Pick out each line containing the string "ylabel".

··········

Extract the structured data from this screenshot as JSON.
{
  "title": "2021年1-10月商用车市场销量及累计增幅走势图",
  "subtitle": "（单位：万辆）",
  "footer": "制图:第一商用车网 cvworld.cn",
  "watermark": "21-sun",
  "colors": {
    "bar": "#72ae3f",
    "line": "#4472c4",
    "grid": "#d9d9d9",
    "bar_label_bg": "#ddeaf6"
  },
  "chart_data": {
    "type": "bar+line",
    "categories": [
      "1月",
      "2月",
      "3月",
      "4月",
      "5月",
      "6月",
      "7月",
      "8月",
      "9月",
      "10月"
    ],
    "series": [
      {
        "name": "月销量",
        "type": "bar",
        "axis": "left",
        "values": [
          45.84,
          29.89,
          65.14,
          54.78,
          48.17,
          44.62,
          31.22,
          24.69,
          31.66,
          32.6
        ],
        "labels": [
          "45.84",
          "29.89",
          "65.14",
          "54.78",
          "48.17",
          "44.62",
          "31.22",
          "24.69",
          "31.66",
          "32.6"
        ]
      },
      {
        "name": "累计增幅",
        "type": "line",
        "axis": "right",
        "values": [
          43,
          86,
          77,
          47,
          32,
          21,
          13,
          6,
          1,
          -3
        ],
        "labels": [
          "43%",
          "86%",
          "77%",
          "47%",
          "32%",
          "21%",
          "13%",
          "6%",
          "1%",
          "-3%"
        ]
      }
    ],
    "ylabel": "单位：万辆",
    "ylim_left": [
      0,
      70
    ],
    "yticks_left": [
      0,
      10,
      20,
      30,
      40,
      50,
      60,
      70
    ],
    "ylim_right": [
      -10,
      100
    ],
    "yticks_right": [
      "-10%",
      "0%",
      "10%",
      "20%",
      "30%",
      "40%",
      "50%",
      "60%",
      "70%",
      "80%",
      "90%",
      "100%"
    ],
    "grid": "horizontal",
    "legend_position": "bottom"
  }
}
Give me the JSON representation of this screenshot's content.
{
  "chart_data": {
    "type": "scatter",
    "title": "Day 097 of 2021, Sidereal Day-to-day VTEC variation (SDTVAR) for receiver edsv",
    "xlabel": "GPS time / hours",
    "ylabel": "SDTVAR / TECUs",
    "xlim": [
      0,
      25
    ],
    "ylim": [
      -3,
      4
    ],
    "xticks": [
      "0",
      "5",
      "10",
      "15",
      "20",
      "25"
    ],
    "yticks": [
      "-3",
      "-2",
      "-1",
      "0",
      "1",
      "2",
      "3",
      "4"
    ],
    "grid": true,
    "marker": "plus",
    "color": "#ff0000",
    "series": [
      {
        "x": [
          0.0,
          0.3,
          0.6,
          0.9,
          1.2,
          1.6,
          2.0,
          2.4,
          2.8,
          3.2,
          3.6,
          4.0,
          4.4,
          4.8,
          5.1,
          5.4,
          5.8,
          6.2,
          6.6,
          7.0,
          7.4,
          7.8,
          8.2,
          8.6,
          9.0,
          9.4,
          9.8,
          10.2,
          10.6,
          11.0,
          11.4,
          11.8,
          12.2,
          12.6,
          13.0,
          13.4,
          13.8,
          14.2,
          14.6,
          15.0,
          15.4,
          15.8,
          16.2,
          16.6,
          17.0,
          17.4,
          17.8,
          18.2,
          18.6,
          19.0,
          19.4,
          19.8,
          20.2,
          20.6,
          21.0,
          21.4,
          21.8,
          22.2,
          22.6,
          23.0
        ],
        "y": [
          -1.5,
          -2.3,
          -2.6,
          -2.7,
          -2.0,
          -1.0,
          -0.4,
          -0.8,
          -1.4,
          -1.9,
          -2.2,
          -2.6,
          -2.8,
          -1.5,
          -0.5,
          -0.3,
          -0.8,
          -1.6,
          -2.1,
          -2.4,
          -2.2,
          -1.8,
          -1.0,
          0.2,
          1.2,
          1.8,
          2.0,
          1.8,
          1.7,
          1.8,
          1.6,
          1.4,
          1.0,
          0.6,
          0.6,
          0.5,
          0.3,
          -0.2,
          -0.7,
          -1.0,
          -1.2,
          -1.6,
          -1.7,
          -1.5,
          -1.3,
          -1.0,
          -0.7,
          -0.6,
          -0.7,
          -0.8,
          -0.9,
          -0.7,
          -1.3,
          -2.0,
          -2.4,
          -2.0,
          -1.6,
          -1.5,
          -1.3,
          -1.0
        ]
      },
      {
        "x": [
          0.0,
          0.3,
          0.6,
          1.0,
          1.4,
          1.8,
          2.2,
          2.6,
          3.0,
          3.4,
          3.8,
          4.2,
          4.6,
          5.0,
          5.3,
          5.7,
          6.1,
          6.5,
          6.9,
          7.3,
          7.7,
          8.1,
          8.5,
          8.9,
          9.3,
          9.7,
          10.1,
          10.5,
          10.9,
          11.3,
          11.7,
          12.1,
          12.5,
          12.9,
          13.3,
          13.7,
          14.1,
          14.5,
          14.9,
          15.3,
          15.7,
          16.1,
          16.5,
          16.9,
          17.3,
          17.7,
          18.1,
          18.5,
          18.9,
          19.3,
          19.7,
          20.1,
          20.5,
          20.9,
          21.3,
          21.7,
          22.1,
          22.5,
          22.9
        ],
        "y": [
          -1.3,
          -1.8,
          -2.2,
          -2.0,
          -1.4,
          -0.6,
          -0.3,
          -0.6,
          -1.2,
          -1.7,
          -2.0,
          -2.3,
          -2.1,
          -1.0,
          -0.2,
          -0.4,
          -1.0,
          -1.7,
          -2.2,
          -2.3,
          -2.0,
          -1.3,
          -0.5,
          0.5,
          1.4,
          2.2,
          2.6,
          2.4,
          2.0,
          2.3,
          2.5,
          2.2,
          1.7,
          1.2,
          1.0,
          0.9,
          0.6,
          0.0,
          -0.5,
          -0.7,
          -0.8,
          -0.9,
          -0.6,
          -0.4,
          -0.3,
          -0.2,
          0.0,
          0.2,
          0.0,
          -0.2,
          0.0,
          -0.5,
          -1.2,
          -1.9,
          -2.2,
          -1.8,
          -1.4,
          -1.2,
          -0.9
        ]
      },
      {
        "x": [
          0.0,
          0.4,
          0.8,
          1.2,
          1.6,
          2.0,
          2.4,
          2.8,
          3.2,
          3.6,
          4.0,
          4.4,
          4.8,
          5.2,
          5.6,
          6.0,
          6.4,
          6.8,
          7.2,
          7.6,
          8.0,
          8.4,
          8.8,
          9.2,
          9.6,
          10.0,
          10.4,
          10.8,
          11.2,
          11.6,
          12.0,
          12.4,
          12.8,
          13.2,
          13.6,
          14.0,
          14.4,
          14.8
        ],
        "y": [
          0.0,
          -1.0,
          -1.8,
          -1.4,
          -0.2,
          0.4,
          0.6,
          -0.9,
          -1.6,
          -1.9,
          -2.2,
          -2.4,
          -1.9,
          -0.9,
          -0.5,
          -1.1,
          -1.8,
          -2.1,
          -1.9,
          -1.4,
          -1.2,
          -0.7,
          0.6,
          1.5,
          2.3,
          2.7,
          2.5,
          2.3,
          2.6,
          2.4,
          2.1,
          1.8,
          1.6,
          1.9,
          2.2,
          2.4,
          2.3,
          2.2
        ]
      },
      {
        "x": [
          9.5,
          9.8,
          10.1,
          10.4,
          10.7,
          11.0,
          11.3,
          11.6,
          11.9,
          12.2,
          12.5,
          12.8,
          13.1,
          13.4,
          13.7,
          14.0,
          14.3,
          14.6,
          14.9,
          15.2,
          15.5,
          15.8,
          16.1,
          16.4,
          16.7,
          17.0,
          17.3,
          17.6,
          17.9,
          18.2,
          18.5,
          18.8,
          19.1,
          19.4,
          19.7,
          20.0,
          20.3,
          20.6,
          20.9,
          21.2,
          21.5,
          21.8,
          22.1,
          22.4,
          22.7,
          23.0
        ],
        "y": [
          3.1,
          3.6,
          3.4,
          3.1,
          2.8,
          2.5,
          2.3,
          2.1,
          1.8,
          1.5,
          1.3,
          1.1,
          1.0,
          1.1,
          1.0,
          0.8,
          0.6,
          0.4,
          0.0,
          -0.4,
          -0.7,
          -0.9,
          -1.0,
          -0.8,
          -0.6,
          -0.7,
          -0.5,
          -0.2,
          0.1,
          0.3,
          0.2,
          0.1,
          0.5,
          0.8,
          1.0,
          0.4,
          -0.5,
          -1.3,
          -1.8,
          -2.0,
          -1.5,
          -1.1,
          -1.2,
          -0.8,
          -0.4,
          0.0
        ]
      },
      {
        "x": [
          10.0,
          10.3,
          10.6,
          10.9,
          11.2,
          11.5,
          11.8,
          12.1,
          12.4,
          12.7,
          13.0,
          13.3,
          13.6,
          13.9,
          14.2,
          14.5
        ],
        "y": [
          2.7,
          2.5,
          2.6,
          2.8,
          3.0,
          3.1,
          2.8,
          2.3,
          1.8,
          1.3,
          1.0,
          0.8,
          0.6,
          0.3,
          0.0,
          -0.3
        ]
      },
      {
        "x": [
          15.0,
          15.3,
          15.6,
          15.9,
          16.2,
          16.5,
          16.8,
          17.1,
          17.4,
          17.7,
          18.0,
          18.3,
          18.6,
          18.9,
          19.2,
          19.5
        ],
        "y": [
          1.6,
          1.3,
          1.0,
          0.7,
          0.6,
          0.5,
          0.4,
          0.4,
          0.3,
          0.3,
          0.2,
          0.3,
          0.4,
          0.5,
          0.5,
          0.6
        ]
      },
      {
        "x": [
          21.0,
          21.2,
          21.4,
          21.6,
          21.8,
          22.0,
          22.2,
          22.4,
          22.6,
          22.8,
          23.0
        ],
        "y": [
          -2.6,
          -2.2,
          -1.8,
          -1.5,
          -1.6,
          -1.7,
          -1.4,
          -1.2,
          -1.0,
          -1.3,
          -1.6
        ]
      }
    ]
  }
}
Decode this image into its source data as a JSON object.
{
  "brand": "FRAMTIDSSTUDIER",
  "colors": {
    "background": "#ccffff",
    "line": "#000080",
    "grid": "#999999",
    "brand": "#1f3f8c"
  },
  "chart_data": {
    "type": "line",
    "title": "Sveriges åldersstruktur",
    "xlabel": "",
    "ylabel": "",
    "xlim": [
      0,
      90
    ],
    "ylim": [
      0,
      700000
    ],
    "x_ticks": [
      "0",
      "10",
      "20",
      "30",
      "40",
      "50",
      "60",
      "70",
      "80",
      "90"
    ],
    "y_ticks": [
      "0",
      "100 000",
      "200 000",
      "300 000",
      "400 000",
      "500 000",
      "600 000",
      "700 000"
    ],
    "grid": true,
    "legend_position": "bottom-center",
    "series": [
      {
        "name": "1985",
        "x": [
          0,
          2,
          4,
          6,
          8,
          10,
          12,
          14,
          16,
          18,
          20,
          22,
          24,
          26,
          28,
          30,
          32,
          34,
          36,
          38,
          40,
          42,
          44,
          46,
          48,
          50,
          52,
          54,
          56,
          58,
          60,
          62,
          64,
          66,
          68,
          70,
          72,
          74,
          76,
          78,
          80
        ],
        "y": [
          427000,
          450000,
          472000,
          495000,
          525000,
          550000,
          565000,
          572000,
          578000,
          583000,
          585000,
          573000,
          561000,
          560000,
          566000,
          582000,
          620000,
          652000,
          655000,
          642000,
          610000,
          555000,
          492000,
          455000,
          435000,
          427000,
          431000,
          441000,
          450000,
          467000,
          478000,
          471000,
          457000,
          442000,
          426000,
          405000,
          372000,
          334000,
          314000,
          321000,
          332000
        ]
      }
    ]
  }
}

··········

# CORRECT OUTPUT
    "ylabel": "单位：万辆",
    "ylabel": "SDTVAR / TECUs",
    "ylabel": "",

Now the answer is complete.